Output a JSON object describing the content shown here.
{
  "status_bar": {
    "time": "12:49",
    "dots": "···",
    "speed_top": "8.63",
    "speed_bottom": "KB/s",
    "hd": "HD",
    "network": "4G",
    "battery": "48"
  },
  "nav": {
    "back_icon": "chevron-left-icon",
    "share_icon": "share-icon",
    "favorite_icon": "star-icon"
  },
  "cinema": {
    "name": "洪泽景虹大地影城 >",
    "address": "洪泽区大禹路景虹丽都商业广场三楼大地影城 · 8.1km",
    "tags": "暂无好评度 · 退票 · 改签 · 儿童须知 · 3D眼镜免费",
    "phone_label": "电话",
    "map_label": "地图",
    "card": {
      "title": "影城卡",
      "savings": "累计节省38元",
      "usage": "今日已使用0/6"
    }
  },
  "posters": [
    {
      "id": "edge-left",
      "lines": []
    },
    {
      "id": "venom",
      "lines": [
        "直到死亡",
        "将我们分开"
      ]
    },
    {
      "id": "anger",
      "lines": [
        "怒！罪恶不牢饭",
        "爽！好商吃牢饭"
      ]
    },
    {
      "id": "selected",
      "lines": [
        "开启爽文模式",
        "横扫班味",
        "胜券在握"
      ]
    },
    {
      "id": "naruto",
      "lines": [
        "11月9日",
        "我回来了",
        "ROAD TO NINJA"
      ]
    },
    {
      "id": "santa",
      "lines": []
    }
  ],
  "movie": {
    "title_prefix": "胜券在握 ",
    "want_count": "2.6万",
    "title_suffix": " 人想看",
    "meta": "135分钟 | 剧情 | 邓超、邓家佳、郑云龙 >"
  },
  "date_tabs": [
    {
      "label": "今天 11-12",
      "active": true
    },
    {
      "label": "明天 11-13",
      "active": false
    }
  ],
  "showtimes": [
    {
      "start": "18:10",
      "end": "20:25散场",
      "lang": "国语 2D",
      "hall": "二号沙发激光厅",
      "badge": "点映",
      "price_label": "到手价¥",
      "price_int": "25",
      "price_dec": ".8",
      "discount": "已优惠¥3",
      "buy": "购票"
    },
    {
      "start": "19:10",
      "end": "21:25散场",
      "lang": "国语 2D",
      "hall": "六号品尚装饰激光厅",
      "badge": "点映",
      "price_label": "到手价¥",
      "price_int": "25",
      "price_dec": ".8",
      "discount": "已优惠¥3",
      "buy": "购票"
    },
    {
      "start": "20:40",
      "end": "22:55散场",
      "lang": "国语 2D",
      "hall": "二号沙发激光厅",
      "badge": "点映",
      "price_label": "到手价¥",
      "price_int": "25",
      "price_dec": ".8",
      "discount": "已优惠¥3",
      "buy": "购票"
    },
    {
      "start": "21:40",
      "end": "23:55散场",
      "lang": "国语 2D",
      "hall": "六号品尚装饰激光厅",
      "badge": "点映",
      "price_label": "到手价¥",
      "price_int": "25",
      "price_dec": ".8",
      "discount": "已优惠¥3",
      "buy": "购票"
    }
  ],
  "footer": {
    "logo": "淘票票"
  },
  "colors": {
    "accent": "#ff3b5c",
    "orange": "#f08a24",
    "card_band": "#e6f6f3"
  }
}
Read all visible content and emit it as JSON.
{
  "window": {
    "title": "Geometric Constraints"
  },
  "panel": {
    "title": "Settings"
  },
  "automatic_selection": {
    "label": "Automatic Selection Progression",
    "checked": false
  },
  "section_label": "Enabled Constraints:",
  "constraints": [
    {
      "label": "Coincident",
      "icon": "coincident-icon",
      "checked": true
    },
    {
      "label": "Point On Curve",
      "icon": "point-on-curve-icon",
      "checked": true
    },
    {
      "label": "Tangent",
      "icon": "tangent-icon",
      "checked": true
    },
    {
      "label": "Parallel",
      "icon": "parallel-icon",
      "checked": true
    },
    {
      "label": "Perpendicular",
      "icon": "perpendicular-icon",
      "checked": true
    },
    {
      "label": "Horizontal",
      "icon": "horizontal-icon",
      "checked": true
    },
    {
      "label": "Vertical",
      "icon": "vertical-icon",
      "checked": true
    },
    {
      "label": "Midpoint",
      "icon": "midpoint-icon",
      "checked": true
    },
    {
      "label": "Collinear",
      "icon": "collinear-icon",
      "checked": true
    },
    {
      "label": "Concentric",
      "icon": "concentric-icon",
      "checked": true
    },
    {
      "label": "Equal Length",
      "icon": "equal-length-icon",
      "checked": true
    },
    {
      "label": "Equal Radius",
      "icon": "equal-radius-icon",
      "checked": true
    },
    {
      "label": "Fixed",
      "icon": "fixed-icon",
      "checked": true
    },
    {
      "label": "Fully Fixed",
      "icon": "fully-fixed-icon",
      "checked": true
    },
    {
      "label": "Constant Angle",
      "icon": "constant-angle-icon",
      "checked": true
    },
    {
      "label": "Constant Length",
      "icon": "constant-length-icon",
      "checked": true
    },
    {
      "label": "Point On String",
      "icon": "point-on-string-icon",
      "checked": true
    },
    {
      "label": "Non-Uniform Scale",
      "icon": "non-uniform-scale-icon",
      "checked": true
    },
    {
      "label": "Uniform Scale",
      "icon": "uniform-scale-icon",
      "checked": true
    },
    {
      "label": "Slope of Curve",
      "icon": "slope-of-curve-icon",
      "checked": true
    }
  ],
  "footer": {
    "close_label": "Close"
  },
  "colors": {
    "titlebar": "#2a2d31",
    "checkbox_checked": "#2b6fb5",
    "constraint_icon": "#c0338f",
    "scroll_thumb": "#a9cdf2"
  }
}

The problem:
Select and copy every line from the records that includes the word "content".

Response below:
Output a JSON object describing the content shown here.
Read all visible content and emit it as JSON.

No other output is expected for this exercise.